**Set problem:**
Retype the data below without altering anything.

**Working data:**

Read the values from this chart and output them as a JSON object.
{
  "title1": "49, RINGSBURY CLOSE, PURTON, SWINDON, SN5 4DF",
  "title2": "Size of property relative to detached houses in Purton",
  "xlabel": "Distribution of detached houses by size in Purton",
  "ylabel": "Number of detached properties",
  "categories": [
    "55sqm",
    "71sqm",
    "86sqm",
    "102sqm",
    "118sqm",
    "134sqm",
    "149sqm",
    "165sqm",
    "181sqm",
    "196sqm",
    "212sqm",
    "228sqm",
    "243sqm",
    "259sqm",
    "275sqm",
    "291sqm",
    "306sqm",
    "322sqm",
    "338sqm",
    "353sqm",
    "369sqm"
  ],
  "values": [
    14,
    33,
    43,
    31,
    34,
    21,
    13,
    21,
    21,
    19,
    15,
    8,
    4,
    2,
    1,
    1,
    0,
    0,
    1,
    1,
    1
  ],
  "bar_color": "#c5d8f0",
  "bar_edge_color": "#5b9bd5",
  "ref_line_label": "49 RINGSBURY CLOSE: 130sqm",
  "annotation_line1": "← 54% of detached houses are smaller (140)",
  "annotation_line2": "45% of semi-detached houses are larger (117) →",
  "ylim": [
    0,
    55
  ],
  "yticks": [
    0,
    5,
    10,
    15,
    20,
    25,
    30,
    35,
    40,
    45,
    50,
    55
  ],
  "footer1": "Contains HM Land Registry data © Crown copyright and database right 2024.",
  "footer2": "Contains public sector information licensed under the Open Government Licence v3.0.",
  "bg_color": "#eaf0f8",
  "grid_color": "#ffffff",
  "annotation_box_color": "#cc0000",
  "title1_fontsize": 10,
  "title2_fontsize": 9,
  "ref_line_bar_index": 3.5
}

**The completed task:**
Read the values from this chart and output them as a JSON object.
{
  "title1": "49, RINGSBURY CLOSE, PURTON, SWINDON, SN5 4DF",
  "title2": "Size of property relative to detached houses in Purton",
  "xlabel": "Distribution of detached houses by size in Purton",
  "ylabel": "Number of detached properties",
  "categories": [
    "55sqm",
    "71sqm",
    "86sqm",
    "102sqm",
    "118sqm",
    "134sqm",
    "149sqm",
    "165sqm",
    "181sqm",
    "196sqm",
    "212sqm",
    "228sqm",
    "243sqm",
    "259sqm",
    "275sqm",
    "291sqm",
    "306sqm",
    "322sqm",
    "338sqm",
    "353sqm",
    "369sqm"
  ],
  "values": [
    14,
    33,
    43,
    31,
    34,
    21,
    13,
    21,
    21,
    19,
    15,
    8,
    4,
    2,
    1,
    1,
    0,
    0,
    1,
    1,
    1
  ],
  "bar_color": "#c5d8f0",
  "bar_edge_color": "#5b9bd5",
  "ref_line_label": "49 RINGSBURY CLOSE: 130sqm",
  "annotation_line1": "← 54% of detached houses are smaller (140)",
  "annotation_line2": "45% of semi-detached houses are larger (117) →",
  "ylim": [
    0,
    55
  ],
  "yticks": [
    0,
    5,
    10,
    15,
    20,
    25,
    30,
    35,
    40,
    45,
    50,
    55
  ],
  "footer1": "Contains HM Land Registry data © Crown copyright and database right 2024.",
  "footer2": "Contains public sector information licensed under the Open Government Licence v3.0.",
  "bg_color": "#eaf0f8",
  "grid_color": "#ffffff",
  "annotation_box_color": "#cc0000",
  "title1_fontsize": 10,
  "title2_fontsize": 9,
  "ref_line_bar_index": 3.5
}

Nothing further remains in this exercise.